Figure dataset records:
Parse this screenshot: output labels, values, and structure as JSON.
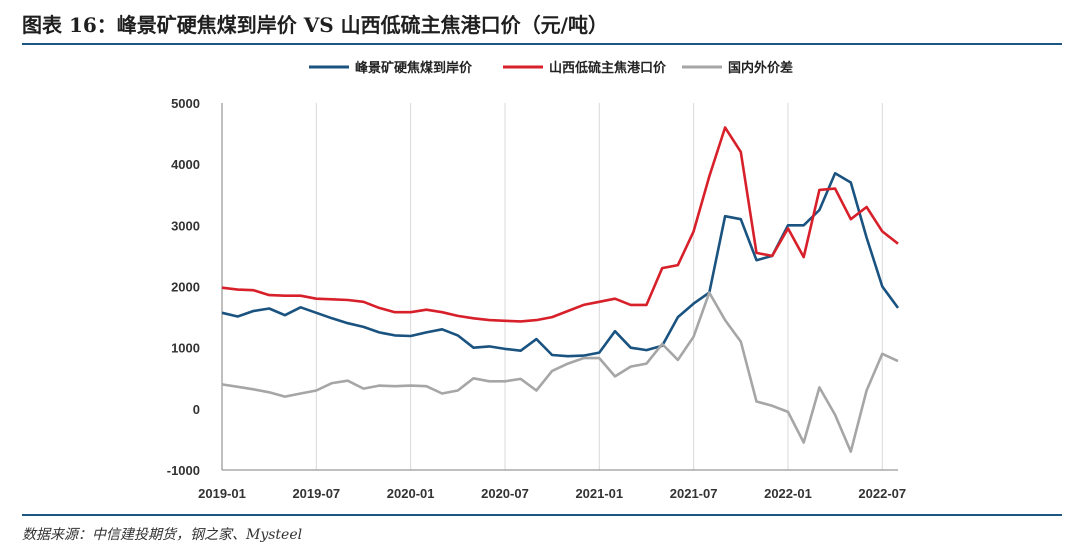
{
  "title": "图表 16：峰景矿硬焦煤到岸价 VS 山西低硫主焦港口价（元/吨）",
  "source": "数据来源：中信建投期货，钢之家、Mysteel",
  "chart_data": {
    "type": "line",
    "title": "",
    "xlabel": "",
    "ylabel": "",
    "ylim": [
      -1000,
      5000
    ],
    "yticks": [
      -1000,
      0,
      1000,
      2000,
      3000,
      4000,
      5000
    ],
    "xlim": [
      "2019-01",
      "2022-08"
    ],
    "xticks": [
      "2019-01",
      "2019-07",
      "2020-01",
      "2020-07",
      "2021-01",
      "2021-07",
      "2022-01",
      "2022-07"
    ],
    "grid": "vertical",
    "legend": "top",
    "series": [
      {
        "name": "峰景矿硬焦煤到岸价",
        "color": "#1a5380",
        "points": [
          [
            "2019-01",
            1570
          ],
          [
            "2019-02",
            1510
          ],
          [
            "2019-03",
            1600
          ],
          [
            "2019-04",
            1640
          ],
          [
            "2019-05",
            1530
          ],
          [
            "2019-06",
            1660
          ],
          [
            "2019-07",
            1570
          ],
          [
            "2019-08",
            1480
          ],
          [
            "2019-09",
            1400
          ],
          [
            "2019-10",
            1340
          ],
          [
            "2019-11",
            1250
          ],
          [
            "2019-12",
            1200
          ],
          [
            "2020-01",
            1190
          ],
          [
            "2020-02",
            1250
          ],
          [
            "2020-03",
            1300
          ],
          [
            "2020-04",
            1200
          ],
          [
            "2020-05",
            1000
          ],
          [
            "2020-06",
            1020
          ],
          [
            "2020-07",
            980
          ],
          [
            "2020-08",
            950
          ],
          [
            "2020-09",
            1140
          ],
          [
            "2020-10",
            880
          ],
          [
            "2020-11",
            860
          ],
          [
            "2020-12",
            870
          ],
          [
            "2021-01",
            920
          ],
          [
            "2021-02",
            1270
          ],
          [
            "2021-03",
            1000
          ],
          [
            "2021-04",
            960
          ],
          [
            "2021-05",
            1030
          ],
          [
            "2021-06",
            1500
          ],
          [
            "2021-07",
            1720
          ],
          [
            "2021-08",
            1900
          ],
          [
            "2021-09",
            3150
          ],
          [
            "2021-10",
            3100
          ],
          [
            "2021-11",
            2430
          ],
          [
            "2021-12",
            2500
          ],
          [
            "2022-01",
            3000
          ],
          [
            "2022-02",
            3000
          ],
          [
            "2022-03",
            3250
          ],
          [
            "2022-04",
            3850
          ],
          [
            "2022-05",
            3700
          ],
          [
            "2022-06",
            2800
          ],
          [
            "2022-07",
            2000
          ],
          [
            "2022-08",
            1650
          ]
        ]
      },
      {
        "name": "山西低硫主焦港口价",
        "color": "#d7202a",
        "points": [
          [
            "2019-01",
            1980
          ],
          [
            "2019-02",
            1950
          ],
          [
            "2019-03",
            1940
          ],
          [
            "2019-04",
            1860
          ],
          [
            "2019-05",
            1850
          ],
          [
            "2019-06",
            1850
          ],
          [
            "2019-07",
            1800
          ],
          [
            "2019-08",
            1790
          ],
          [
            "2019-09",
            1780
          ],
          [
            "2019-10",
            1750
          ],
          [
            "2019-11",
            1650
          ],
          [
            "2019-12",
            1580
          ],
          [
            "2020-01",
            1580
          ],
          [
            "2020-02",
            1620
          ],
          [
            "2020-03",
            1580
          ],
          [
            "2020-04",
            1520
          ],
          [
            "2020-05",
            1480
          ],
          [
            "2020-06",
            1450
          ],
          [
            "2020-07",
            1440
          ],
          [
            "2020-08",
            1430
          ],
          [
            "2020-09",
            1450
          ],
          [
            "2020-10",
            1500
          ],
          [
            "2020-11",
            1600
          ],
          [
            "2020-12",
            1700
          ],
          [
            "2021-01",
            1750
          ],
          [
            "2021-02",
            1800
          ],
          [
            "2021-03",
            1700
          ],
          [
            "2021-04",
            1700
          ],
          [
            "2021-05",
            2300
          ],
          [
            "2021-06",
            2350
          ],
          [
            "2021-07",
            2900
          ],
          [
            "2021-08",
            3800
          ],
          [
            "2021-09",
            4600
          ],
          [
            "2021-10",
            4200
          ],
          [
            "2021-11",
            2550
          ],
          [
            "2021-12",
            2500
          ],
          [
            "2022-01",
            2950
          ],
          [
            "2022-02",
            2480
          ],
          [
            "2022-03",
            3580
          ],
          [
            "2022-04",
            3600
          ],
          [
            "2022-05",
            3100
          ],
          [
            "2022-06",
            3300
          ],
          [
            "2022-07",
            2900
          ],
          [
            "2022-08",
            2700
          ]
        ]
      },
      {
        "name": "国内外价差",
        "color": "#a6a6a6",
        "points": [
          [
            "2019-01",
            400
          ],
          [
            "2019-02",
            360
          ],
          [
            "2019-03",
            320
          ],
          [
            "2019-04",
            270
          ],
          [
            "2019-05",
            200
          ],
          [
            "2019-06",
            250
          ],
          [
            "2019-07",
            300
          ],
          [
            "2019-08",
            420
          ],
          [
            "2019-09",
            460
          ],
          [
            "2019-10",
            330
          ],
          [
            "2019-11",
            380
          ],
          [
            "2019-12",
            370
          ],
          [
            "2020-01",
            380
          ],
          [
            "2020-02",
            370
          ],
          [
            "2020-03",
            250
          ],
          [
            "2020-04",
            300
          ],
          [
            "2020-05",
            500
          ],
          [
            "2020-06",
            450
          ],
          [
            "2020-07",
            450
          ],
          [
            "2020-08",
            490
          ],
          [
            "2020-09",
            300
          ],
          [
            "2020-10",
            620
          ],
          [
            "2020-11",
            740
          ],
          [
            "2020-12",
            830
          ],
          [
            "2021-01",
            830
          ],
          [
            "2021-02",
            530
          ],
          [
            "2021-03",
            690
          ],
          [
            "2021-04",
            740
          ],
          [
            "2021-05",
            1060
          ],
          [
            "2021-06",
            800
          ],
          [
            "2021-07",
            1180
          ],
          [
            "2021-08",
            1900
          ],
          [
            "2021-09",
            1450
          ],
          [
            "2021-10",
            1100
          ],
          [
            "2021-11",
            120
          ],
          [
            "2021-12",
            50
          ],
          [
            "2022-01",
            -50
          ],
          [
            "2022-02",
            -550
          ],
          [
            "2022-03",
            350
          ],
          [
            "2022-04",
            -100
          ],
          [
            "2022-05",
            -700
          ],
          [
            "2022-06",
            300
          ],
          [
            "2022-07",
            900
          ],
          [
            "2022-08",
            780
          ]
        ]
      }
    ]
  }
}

* _Work to be completed_
Copy out each line of the data where the string "山西低硫主焦港口价" appears.

* _Problem solution_
  "title": "图表 16：峰景矿硬焦煤到岸价 VS 山西低硫主焦港口价（元/吨）",
        "name": "山西低硫主焦港口价",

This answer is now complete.